## Provided records
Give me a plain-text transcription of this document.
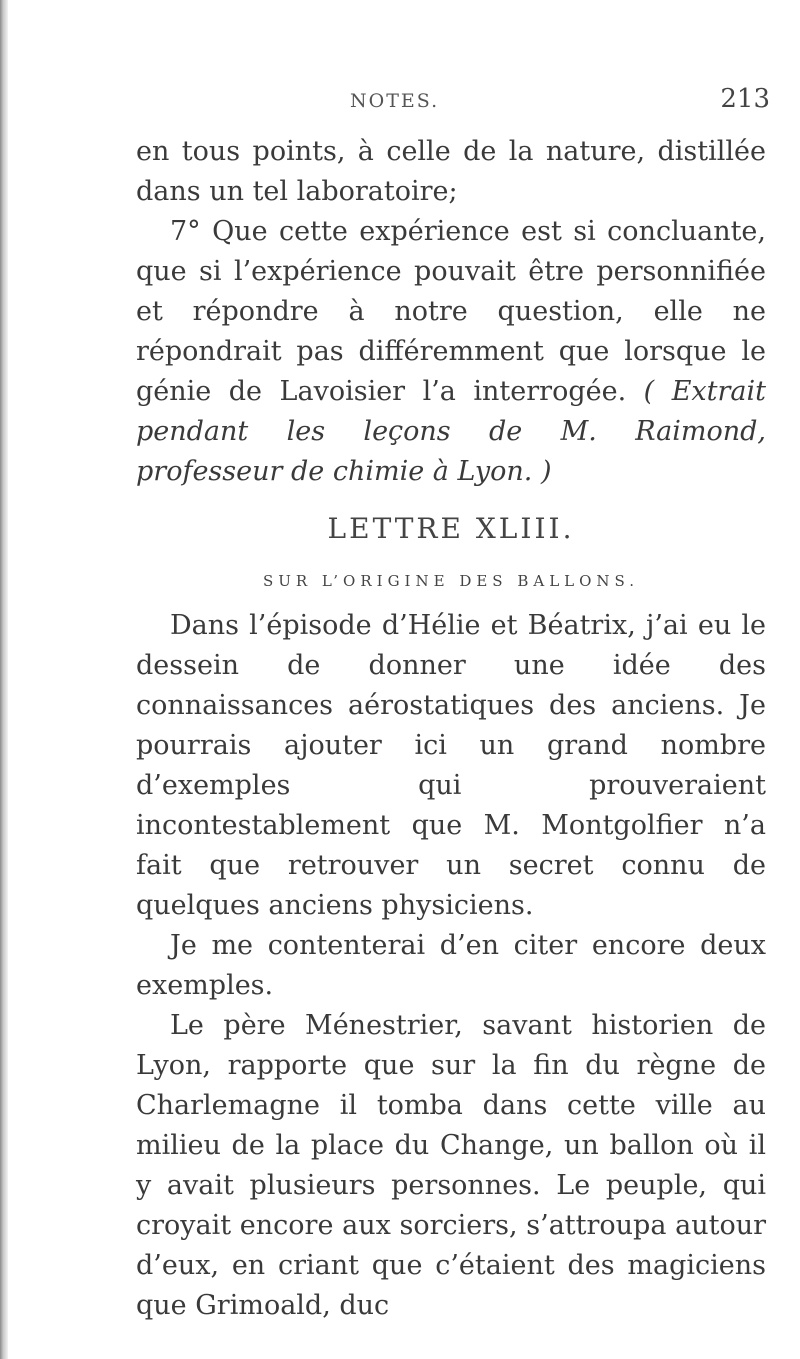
NOTES.	213

en tous points, à celle de la nature, distillée dans un tel laboratoire;

7° Que cette expérience est si concluante, que si l’expérience pouvait être personnifiée et répondre à notre question, elle ne répondrait pas différemment que lorsque le génie de Lavoisier l’a interrogée. ( Extrait pendant les leçons de M. Raimond, professeur de chimie à Lyon. )

LETTRE XLIII.
SUR L’ORIGINE DES BALLONS.

Dans l’épisode d’Hélie et Béatrix, j’ai eu le dessein de donner une idée des connaissances aérostatiques des anciens. Je pourrais ajouter ici un grand nombre d’exemples qui prouveraient incontestablement que M. Montgolfier n’a fait que retrouver un secret connu de quelques anciens physiciens.

Je me contenterai d’en citer encore deux exemples.

Le père Ménestrier, savant historien de Lyon, rapporte que sur la fin du règne de Charlemagne il tomba dans cette ville au milieu de la place du Change, un ballon où il y avait plusieurs personnes. Le peuple, qui croyait encore aux sorciers, s’attroupa autour d’eux, en criant que c’étaient des magiciens que Grimoald, duc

## Directions
Transcribe every record above exactly as written, leaving out any pictures.

## Solution to this exercise
Give me a plain-text transcription of this document.
NOTES.	213

en tous points, à celle de la nature, distillée dans un tel laboratoire;

7° Que cette expérience est si concluante, que si l’expérience pouvait être personnifiée et répondre à notre question, elle ne répondrait pas différemment que lorsque le génie de Lavoisier l’a interrogée. ( Extrait pendant les leçons de M. Raimond, professeur de chimie à Lyon. )

LETTRE XLIII.
SUR L’ORIGINE DES BALLONS.

Dans l’épisode d’Hélie et Béatrix, j’ai eu le dessein de donner une idée des connaissances aérostatiques des anciens. Je pourrais ajouter ici un grand nombre d’exemples qui prouveraient incontestablement que M. Montgolfier n’a fait que retrouver un secret connu de quelques anciens physiciens.

Je me contenterai d’en citer encore deux exemples.

Le père Ménestrier, savant historien de Lyon, rapporte que sur la fin du règne de Charlemagne il tomba dans cette ville au milieu de la place du Change, un ballon où il y avait plusieurs personnes. Le peuple, qui croyait encore aux sorciers, s’attroupa autour d’eux, en criant que c’étaient des magiciens que Grimoald, duc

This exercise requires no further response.